Return each line of the listing below, unchanged, and omit the images.

-- START OF DATA EXTRACT --

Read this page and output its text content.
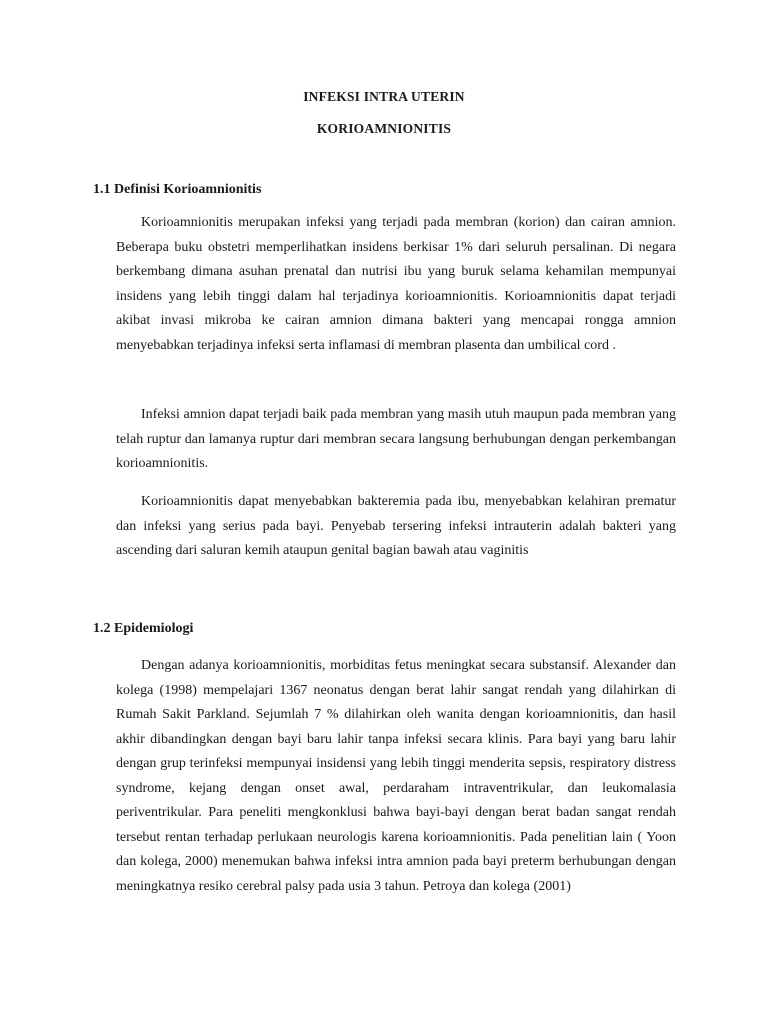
INFEKSI INTRA UTERIN
KORIOAMNIONITIS
1.1 Definisi Korioamnionitis

Korioamnionitis merupakan infeksi yang terjadi pada membran (korion) dan cairan amnion. Beberapa buku obstetri memperlihatkan insidens berkisar 1% dari seluruh persalinan. Di negara berkembang dimana asuhan prenatal dan nutrisi ibu yang buruk selama kehamilan mempunyai insidens yang lebih tinggi dalam hal terjadinya korioamnionitis. Korioamnionitis dapat terjadi akibat invasi mikroba ke cairan amnion dimana bakteri yang mencapai rongga amnion menyebabkan terjadinya infeksi serta inflamasi di membran plasenta dan umbilical cord .

Infeksi amnion dapat terjadi baik pada membran yang masih utuh maupun pada membran yang telah ruptur dan lamanya ruptur dari membran secara langsung berhubungan dengan perkembangan korioamnionitis.

Korioamnionitis dapat menyebabkan bakteremia pada ibu, menyebabkan kelahiran prematur dan infeksi yang serius pada bayi. Penyebab tersering infeksi intrauterin adalah bakteri yang ascending dari saluran kemih ataupun genital bagian bawah atau vaginitis

1.2 Epidemiologi

Dengan adanya korioamnionitis, morbiditas fetus meningkat secara substansif. Alexander dan kolega (1998) mempelajari 1367 neonatus dengan berat lahir sangat rendah yang dilahirkan di Rumah Sakit Parkland. Sejumlah 7 % dilahirkan oleh wanita dengan korioamnionitis, dan hasil akhir dibandingkan dengan bayi baru lahir tanpa infeksi secara klinis. Para bayi yang baru lahir dengan grup terinfeksi mempunyai insidensi yang lebih tinggi menderita sepsis, respiratory distress syndrome, kejang dengan onset awal, perdaraham intraventrikular, dan leukomalasia periventrikular. Para peneliti mengkonklusi bahwa bayi-bayi dengan berat badan sangat rendah tersebut rentan terhadap perlukaan neurologis karena korioamnionitis. Pada penelitian lain ( Yoon dan kolega, 2000) menemukan bahwa infeksi intra amnion pada bayi preterm berhubungan dengan meningkatnya resiko cerebral palsy pada usia 3 tahun. Petroya dan kolega (2001)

-- END OF DATA EXTRACT --

■ **OUTPUT**:
Read this page and output its text content.
INFEKSI INTRA UTERIN
KORIOAMNIONITIS
1.1 Definisi Korioamnionitis

Korioamnionitis merupakan infeksi yang terjadi pada membran (korion) dan cairan amnion. Beberapa buku obstetri memperlihatkan insidens berkisar 1% dari seluruh persalinan. Di negara berkembang dimana asuhan prenatal dan nutrisi ibu yang buruk selama kehamilan mempunyai insidens yang lebih tinggi dalam hal terjadinya korioamnionitis. Korioamnionitis dapat terjadi akibat invasi mikroba ke cairan amnion dimana bakteri yang mencapai rongga amnion menyebabkan terjadinya infeksi serta inflamasi di membran plasenta dan umbilical cord .

Infeksi amnion dapat terjadi baik pada membran yang masih utuh maupun pada membran yang telah ruptur dan lamanya ruptur dari membran secara langsung berhubungan dengan perkembangan korioamnionitis.

Korioamnionitis dapat menyebabkan bakteremia pada ibu, menyebabkan kelahiran prematur dan infeksi yang serius pada bayi. Penyebab tersering infeksi intrauterin adalah bakteri yang ascending dari saluran kemih ataupun genital bagian bawah atau vaginitis

1.2 Epidemiologi

Dengan adanya korioamnionitis, morbiditas fetus meningkat secara substansif. Alexander dan kolega (1998) mempelajari 1367 neonatus dengan berat lahir sangat rendah yang dilahirkan di Rumah Sakit Parkland. Sejumlah 7 % dilahirkan oleh wanita dengan korioamnionitis, dan hasil akhir dibandingkan dengan bayi baru lahir tanpa infeksi secara klinis. Para bayi yang baru lahir dengan grup terinfeksi mempunyai insidensi yang lebih tinggi menderita sepsis, respiratory distress syndrome, kejang dengan onset awal, perdaraham intraventrikular, dan leukomalasia periventrikular. Para peneliti mengkonklusi bahwa bayi-bayi dengan berat badan sangat rendah tersebut rentan terhadap perlukaan neurologis karena korioamnionitis. Pada penelitian lain ( Yoon dan kolega, 2000) menemukan bahwa infeksi intra amnion pada bayi preterm berhubungan dengan meningkatnya resiko cerebral palsy pada usia 3 tahun. Petroya dan kolega (2001)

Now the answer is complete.